Objective> Retype all of the data. Every line must match exactly.

Raw records>
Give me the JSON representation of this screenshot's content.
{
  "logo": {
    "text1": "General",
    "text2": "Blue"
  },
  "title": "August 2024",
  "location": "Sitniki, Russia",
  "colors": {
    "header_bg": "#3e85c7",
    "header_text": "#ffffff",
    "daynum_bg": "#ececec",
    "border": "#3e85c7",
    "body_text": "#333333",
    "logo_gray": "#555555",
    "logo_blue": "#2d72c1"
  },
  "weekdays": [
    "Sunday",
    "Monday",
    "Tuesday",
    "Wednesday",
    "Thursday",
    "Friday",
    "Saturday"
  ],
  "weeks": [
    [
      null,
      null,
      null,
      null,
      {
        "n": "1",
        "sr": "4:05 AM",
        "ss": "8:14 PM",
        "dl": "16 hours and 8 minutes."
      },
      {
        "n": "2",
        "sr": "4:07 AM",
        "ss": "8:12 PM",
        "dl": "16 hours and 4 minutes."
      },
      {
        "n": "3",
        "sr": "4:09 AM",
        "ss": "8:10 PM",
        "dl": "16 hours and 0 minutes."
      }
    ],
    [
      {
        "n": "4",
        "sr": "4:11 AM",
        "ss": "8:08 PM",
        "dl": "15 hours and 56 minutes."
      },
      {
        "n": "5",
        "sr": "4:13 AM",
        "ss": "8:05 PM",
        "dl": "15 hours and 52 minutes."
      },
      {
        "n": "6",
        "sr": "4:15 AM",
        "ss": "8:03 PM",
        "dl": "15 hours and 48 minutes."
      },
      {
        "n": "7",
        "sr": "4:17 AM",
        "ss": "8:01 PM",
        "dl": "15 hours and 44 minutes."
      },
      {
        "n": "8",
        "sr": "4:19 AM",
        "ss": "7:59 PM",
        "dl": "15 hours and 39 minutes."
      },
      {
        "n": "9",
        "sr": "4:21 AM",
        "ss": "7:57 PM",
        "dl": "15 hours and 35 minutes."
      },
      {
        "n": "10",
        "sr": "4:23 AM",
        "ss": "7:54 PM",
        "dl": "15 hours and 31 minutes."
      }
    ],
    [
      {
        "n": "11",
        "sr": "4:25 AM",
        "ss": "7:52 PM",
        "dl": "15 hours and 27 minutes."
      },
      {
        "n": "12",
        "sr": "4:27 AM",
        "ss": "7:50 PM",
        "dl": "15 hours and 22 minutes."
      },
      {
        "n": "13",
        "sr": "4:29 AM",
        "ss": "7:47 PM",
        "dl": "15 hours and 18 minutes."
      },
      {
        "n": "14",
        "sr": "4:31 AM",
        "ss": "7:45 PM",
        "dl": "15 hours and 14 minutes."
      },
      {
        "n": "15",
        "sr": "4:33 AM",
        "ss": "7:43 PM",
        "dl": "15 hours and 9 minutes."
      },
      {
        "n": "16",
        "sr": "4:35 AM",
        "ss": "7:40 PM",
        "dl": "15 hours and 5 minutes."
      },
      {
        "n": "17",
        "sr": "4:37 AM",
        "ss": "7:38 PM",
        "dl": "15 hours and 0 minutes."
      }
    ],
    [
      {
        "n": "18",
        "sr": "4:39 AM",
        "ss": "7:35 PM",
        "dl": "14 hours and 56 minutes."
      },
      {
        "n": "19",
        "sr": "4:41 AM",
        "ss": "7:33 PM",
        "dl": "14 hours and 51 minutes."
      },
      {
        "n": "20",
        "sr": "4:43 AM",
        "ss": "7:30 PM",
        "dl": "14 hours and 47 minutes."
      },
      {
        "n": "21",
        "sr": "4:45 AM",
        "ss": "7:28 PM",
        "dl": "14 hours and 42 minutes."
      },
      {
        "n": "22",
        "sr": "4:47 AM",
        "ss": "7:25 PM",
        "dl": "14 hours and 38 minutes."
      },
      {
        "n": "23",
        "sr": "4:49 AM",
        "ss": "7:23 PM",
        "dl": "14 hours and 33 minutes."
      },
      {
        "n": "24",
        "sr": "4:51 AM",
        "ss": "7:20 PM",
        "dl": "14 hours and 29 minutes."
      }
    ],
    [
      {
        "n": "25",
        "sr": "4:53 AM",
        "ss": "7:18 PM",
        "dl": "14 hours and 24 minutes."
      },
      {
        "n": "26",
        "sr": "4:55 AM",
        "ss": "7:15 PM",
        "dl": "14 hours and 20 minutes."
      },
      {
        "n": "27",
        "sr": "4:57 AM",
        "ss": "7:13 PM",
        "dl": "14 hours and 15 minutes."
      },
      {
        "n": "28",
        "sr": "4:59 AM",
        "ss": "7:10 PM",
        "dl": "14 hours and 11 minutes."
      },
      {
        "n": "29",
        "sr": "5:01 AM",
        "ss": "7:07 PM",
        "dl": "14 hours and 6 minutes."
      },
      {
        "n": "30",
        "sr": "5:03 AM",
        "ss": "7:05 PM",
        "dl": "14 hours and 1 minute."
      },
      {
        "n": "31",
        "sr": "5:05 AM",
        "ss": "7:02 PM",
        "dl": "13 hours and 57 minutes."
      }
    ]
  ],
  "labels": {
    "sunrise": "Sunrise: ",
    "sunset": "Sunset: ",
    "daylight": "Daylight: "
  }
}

Written response>
Give me the JSON representation of this screenshot's content.
{
  "logo": {
    "text1": "General",
    "text2": "Blue"
  },
  "title": "August 2024",
  "location": "Sitniki, Russia",
  "colors": {
    "header_bg": "#3e85c7",
    "header_text": "#ffffff",
    "daynum_bg": "#ececec",
    "border": "#3e85c7",
    "body_text": "#333333",
    "logo_gray": "#555555",
    "logo_blue": "#2d72c1"
  },
  "weekdays": [
    "Sunday",
    "Monday",
    "Tuesday",
    "Wednesday",
    "Thursday",
    "Friday",
    "Saturday"
  ],
  "weeks": [
    [
      null,
      null,
      null,
      null,
      {
        "n": "1",
        "sr": "4:05 AM",
        "ss": "8:14 PM",
        "dl": "16 hours and 8 minutes."
      },
      {
        "n": "2",
        "sr": "4:07 AM",
        "ss": "8:12 PM",
        "dl": "16 hours and 4 minutes."
      },
      {
        "n": "3",
        "sr": "4:09 AM",
        "ss": "8:10 PM",
        "dl": "16 hours and 0 minutes."
      }
    ],
    [
      {
        "n": "4",
        "sr": "4:11 AM",
        "ss": "8:08 PM",
        "dl": "15 hours and 56 minutes."
      },
      {
        "n": "5",
        "sr": "4:13 AM",
        "ss": "8:05 PM",
        "dl": "15 hours and 52 minutes."
      },
      {
        "n": "6",
        "sr": "4:15 AM",
        "ss": "8:03 PM",
        "dl": "15 hours and 48 minutes."
      },
      {
        "n": "7",
        "sr": "4:17 AM",
        "ss": "8:01 PM",
        "dl": "15 hours and 44 minutes."
      },
      {
        "n": "8",
        "sr": "4:19 AM",
        "ss": "7:59 PM",
        "dl": "15 hours and 39 minutes."
      },
      {
        "n": "9",
        "sr": "4:21 AM",
        "ss": "7:57 PM",
        "dl": "15 hours and 35 minutes."
      },
      {
        "n": "10",
        "sr": "4:23 AM",
        "ss": "7:54 PM",
        "dl": "15 hours and 31 minutes."
      }
    ],
    [
      {
        "n": "11",
        "sr": "4:25 AM",
        "ss": "7:52 PM",
        "dl": "15 hours and 27 minutes."
      },
      {
        "n": "12",
        "sr": "4:27 AM",
        "ss": "7:50 PM",
        "dl": "15 hours and 22 minutes."
      },
      {
        "n": "13",
        "sr": "4:29 AM",
        "ss": "7:47 PM",
        "dl": "15 hours and 18 minutes."
      },
      {
        "n": "14",
        "sr": "4:31 AM",
        "ss": "7:45 PM",
        "dl": "15 hours and 14 minutes."
      },
      {
        "n": "15",
        "sr": "4:33 AM",
        "ss": "7:43 PM",
        "dl": "15 hours and 9 minutes."
      },
      {
        "n": "16",
        "sr": "4:35 AM",
        "ss": "7:40 PM",
        "dl": "15 hours and 5 minutes."
      },
      {
        "n": "17",
        "sr": "4:37 AM",
        "ss": "7:38 PM",
        "dl": "15 hours and 0 minutes."
      }
    ],
    [
      {
        "n": "18",
        "sr": "4:39 AM",
        "ss": "7:35 PM",
        "dl": "14 hours and 56 minutes."
      },
      {
        "n": "19",
        "sr": "4:41 AM",
        "ss": "7:33 PM",
        "dl": "14 hours and 51 minutes."
      },
      {
        "n": "20",
        "sr": "4:43 AM",
        "ss": "7:30 PM",
        "dl": "14 hours and 47 minutes."
      },
      {
        "n": "21",
        "sr": "4:45 AM",
        "ss": "7:28 PM",
        "dl": "14 hours and 42 minutes."
      },
      {
        "n": "22",
        "sr": "4:47 AM",
        "ss": "7:25 PM",
        "dl": "14 hours and 38 minutes."
      },
      {
        "n": "23",
        "sr": "4:49 AM",
        "ss": "7:23 PM",
        "dl": "14 hours and 33 minutes."
      },
      {
        "n": "24",
        "sr": "4:51 AM",
        "ss": "7:20 PM",
        "dl": "14 hours and 29 minutes."
      }
    ],
    [
      {
        "n": "25",
        "sr": "4:53 AM",
        "ss": "7:18 PM",
        "dl": "14 hours and 24 minutes."
      },
      {
        "n": "26",
        "sr": "4:55 AM",
        "ss": "7:15 PM",
        "dl": "14 hours and 20 minutes."
      },
      {
        "n": "27",
        "sr": "4:57 AM",
        "ss": "7:13 PM",
        "dl": "14 hours and 15 minutes."
      },
      {
        "n": "28",
        "sr": "4:59 AM",
        "ss": "7:10 PM",
        "dl": "14 hours and 11 minutes."
      },
      {
        "n": "29",
        "sr": "5:01 AM",
        "ss": "7:07 PM",
        "dl": "14 hours and 6 minutes."
      },
      {
        "n": "30",
        "sr": "5:03 AM",
        "ss": "7:05 PM",
        "dl": "14 hours and 1 minute."
      },
      {
        "n": "31",
        "sr": "5:05 AM",
        "ss": "7:02 PM",
        "dl": "13 hours and 57 minutes."
      }
    ]
  ],
  "labels": {
    "sunrise": "Sunrise: ",
    "sunset": "Sunset: ",
    "daylight": "Daylight: "
  }
}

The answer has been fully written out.